▶ REQUIRED TASK
Write out the full set of records below exactly.

▶ INPUT DATA
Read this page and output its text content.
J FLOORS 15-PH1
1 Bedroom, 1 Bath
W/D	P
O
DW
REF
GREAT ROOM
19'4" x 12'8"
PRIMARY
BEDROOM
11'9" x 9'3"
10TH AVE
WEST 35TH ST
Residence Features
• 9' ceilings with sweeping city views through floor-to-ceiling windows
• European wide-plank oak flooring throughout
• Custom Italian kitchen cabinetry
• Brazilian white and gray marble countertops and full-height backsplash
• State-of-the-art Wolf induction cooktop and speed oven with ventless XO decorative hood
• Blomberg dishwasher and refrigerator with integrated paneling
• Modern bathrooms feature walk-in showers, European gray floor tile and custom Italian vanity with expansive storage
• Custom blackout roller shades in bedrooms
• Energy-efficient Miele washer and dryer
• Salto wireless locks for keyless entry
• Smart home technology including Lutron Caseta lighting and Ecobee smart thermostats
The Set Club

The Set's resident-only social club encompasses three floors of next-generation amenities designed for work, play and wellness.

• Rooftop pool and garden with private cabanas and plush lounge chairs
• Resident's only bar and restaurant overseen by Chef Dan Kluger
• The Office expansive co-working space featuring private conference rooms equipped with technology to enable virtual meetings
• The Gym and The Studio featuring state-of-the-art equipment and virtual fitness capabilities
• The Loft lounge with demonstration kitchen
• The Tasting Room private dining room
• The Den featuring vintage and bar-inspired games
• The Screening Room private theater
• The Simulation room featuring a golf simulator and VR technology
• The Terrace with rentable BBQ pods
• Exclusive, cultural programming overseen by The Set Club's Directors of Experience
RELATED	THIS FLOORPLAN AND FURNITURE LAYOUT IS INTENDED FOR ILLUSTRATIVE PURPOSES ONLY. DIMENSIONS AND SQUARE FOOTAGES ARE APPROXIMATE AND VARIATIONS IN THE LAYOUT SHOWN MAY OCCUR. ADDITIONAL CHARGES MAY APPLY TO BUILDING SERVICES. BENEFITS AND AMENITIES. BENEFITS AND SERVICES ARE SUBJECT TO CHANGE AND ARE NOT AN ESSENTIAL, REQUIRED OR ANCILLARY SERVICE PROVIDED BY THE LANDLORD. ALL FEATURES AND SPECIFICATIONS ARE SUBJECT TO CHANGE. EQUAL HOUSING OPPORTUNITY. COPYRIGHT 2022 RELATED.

▶ OUTPUT BELOW
Read this page and output its text content.
J FLOORS 15-PH1
1 Bedroom, 1 Bath
W/D	P
O
DW
REF
GREAT ROOM
19'4" x 12'8"
PRIMARY
BEDROOM
11'9" x 9'3"
10TH AVE
WEST 35TH ST
Residence Features
• 9' ceilings with sweeping city views through floor-to-ceiling windows
• European wide-plank oak flooring throughout
• Custom Italian kitchen cabinetry
• Brazilian white and gray marble countertops and full-height backsplash
• State-of-the-art Wolf induction cooktop and speed oven with ventless XO decorative hood
• Blomberg dishwasher and refrigerator with integrated paneling
• Modern bathrooms feature walk-in showers, European gray floor tile and custom Italian vanity with expansive storage
• Custom blackout roller shades in bedrooms
• Energy-efficient Miele washer and dryer
• Salto wireless locks for keyless entry
• Smart home technology including Lutron Caseta lighting and Ecobee smart thermostats
The Set Club

The Set's resident-only social club encompasses three floors of next-generation amenities designed for work, play and wellness.

• Rooftop pool and garden with private cabanas and plush lounge chairs
• Resident's only bar and restaurant overseen by Chef Dan Kluger
• The Office expansive co-working space featuring private conference rooms equipped with technology to enable virtual meetings
• The Gym and The Studio featuring state-of-the-art equipment and virtual fitness capabilities
• The Loft lounge with demonstration kitchen
• The Tasting Room private dining room
• The Den featuring vintage and bar-inspired games
• The Screening Room private theater
• The Simulation room featuring a golf simulator and VR technology
• The Terrace with rentable BBQ pods
• Exclusive, cultural programming overseen by The Set Club's Directors of Experience
RELATED	THIS FLOORPLAN AND FURNITURE LAYOUT IS INTENDED FOR ILLUSTRATIVE PURPOSES ONLY. DIMENSIONS AND SQUARE FOOTAGES ARE APPROXIMATE AND VARIATIONS IN THE LAYOUT SHOWN MAY OCCUR. ADDITIONAL CHARGES MAY APPLY TO BUILDING SERVICES. BENEFITS AND AMENITIES. BENEFITS AND SERVICES ARE SUBJECT TO CHANGE AND ARE NOT AN ESSENTIAL, REQUIRED OR ANCILLARY SERVICE PROVIDED BY THE LANDLORD. ALL FEATURES AND SPECIFICATIONS ARE SUBJECT TO CHANGE. EQUAL HOUSING OPPORTUNITY. COPYRIGHT 2022 RELATED.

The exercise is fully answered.